─── PAGE EXTRACT
How To Share A Secret (Shamir 79)

signals, coding, information theory

Audio & Video Compression (Keith Winstein’s SIPB cluedump 2008/11/06)

  • huffman code: recurse: least freq are same len, differ only in last bit
  • keithw: slides
  • entropy coding
  • arithmetic coding can get us flatter?

general

  • Shannon’s theorem: describes channel capacity, the max information rate at which reliable comm is possible over a channel that has a certain error prob or SNR
    • only existential, not constructive, hence actual capacity depends on algo

maximum entropy

  • given constraints (“testable information”), the dist that best represents the current state of knowledge is the one w largest entropy
    • i.e., choose the least informative (and thus most generalizable) dist given what we know, since we don’t know anything else
    • also, many physical systems tend to move toward maxent configs over time
    • makes explicit our freedom in using different forms of prior information
  • applications
    • obtain priors for bayesian inference
    • maxent models: observed data itself is the testable information
  • examples
    • given just mean and sd, use normal
    • given just the support [a,b], use uniform over [a,b]
    • exponential dist w mean 1/\lambda is maxent dist over all dists in [0,\infty] w mean 1/\lambda

shannon entropy

  • H(X) = E(I(X)) = \sum_i p(x_i) I(x_i) = - \sum_i p(x_i) \log p(x_i), assuming X has possible values x_i
    • I(X) is the information content of X
    • if p_i = 0, the 0 \log 0 is taken to be 0
  • eg binary entropy: H(X) for varying P(X=1)
──────
─── INFORMATION SUPPLIED
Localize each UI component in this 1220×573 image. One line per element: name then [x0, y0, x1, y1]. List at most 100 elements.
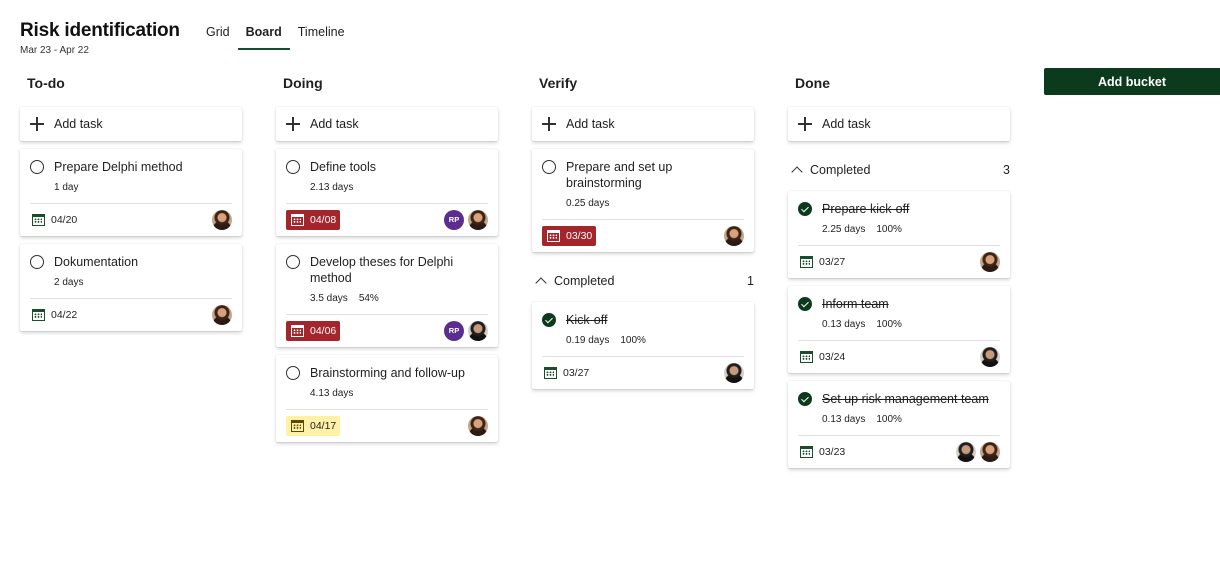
calendar-icon — [800, 445, 813, 458]
due-date[interactable]: 04/22 — [30, 305, 81, 325]
task-title: Prepare kick-off — [822, 202, 910, 216]
task-duration: 3.5 days — [310, 293, 348, 304]
task-duration: 0.13 days — [822, 414, 866, 425]
completed-check-icon[interactable] — [542, 313, 556, 327]
avatar[interactable] — [980, 251, 1000, 272]
task-card[interactable]: Prepare and set up brainstorming 0.25 da… — [532, 149, 754, 252]
page-title: Risk identification — [20, 20, 180, 41]
add-task-label: Add task — [310, 117, 359, 131]
avatar[interactable] — [980, 441, 1000, 462]
avatar[interactable] — [468, 209, 488, 230]
complete-checkbox[interactable] — [286, 255, 300, 269]
bucket-doing: Doing Add task Define tools 2.13 days 04… — [276, 74, 498, 442]
task-card[interactable]: Brainstorming and follow-up 4.13 days 04… — [276, 355, 498, 442]
task-title: Develop theses for Delphi method — [310, 255, 454, 285]
add-task-button[interactable]: Add task — [276, 107, 498, 141]
due-date-label: 03/23 — [819, 445, 846, 458]
tab-grid[interactable]: Grid — [206, 25, 230, 39]
calendar-icon — [800, 350, 813, 363]
calendar-icon — [32, 213, 45, 226]
bucket-title[interactable]: Verify — [539, 75, 578, 91]
task-card-completed[interactable]: Prepare kick-off 2.25 days 100% 03/27 — [788, 191, 1010, 278]
calendar-icon — [32, 308, 45, 321]
avatar[interactable] — [956, 441, 976, 462]
bucket-title[interactable]: Doing — [283, 75, 323, 91]
due-date[interactable]: 04/20 — [30, 210, 81, 230]
task-card[interactable]: Prepare Delphi method 1 day 04/20 — [20, 149, 242, 236]
due-date-soon[interactable]: 04/17 — [286, 415, 341, 436]
completed-check-icon[interactable] — [798, 297, 812, 311]
add-bucket-button[interactable]: Add bucket — [1044, 68, 1220, 95]
due-date-label: 03/30 — [566, 229, 593, 242]
completed-check-icon[interactable] — [798, 392, 812, 406]
due-date-label: 03/27 — [819, 255, 846, 268]
task-title: Set up risk management team — [822, 392, 989, 406]
bucket-to-do: To-do Add task Prepare Delphi method 1 d… — [20, 74, 242, 331]
due-date-overdue[interactable]: 04/08 — [286, 209, 341, 230]
complete-checkbox[interactable] — [30, 255, 44, 269]
due-date-overdue[interactable]: 04/06 — [286, 320, 341, 341]
task-card[interactable]: Develop theses for Delphi method 3.5 day… — [276, 244, 498, 347]
calendar-icon — [291, 324, 304, 337]
task-duration: 2.25 days — [822, 224, 866, 235]
due-date[interactable]: 03/27 — [798, 252, 849, 272]
due-date-label: 04/22 — [51, 308, 78, 321]
completed-section-toggle[interactable]: Completed 3 — [788, 160, 1010, 180]
completed-label: Completed — [810, 163, 871, 177]
completed-section-toggle[interactable]: Completed 1 — [532, 271, 754, 291]
task-progress: 100% — [876, 414, 902, 425]
completed-count: 3 — [1003, 163, 1010, 177]
avatar[interactable] — [212, 304, 232, 325]
tab-timeline[interactable]: Timeline — [297, 25, 345, 39]
chevron-up-icon — [535, 277, 547, 289]
task-card[interactable]: Define tools 2.13 days 04/08 RP — [276, 149, 498, 236]
avatar[interactable] — [468, 320, 488, 341]
task-card-completed[interactable]: Inform team 0.13 days 100% 03/24 — [788, 286, 1010, 373]
complete-checkbox[interactable] — [542, 160, 556, 174]
view-tabs: Grid Board Timeline — [198, 24, 353, 50]
due-date-overdue[interactable]: 03/30 — [542, 225, 597, 246]
due-date[interactable]: 03/23 — [798, 442, 849, 462]
task-duration: 0.25 days — [566, 198, 610, 209]
task-progress: 100% — [876, 224, 902, 235]
avatar[interactable] — [724, 225, 744, 246]
bucket-title[interactable]: To-do — [27, 75, 65, 91]
task-duration: 2 days — [54, 277, 84, 288]
task-title: Inform team — [822, 297, 889, 311]
due-date-label: 03/27 — [563, 366, 590, 379]
due-date[interactable]: 03/24 — [798, 347, 849, 367]
complete-checkbox[interactable] — [286, 160, 300, 174]
task-title: Brainstorming and follow-up — [310, 366, 465, 380]
complete-checkbox[interactable] — [286, 366, 300, 380]
tab-board[interactable]: Board — [237, 24, 290, 50]
plan-header: Risk identification Mar 23 - Apr 22 — [20, 20, 180, 56]
add-task-button[interactable]: Add task — [788, 107, 1010, 141]
task-title: Define tools — [310, 160, 377, 174]
avatar-initials[interactable]: RP — [444, 320, 464, 341]
bucket-done: Done Add task Completed 3 Prepare kick-o… — [788, 74, 1010, 468]
add-task-label: Add task — [54, 117, 103, 131]
task-duration: 0.19 days — [566, 335, 610, 346]
due-date-label: 04/17 — [310, 419, 337, 432]
completed-count: 1 — [747, 274, 754, 288]
bucket-title[interactable]: Done — [795, 75, 830, 91]
add-task-button[interactable]: Add task — [20, 107, 242, 141]
due-date-label: 04/20 — [51, 213, 78, 226]
task-duration: 2.13 days — [310, 182, 354, 193]
task-progress: 100% — [620, 335, 646, 346]
completed-check-icon[interactable] — [798, 202, 812, 216]
add-task-label: Add task — [566, 117, 615, 131]
add-task-button[interactable]: Add task — [532, 107, 754, 141]
avatar[interactable] — [724, 362, 744, 383]
due-date[interactable]: 03/27 — [542, 363, 593, 383]
avatar-initials[interactable]: RP — [444, 209, 464, 230]
avatar[interactable] — [468, 415, 488, 436]
task-card[interactable]: Dokumentation 2 days 04/22 — [20, 244, 242, 331]
task-progress: 100% — [876, 319, 902, 330]
avatar[interactable] — [212, 209, 232, 230]
task-card-completed[interactable]: Set up risk management team 0.13 days 10… — [788, 381, 1010, 468]
avatar[interactable] — [980, 346, 1000, 367]
task-card-completed[interactable]: Kick-off 0.19 days 100% 03/27 — [532, 302, 754, 389]
bucket-verify: Verify Add task Prepare and set up brain… — [532, 74, 754, 389]
complete-checkbox[interactable] — [30, 160, 44, 174]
──────
:: DIRECTIVE ::
Transcribe the information theory notes word for word, from "Audio & Video" down to "get us flatter?".

:: CORRECT ANSWER ::
Audio & Video Compression (Keith Winstein’s SIPB cluedump 2008/11/06)

  • huffman code: recurse: least freq are same len, differ only in last bit
  • keithw: slides
  • entropy coding
  • arithmetic coding can get us flatter?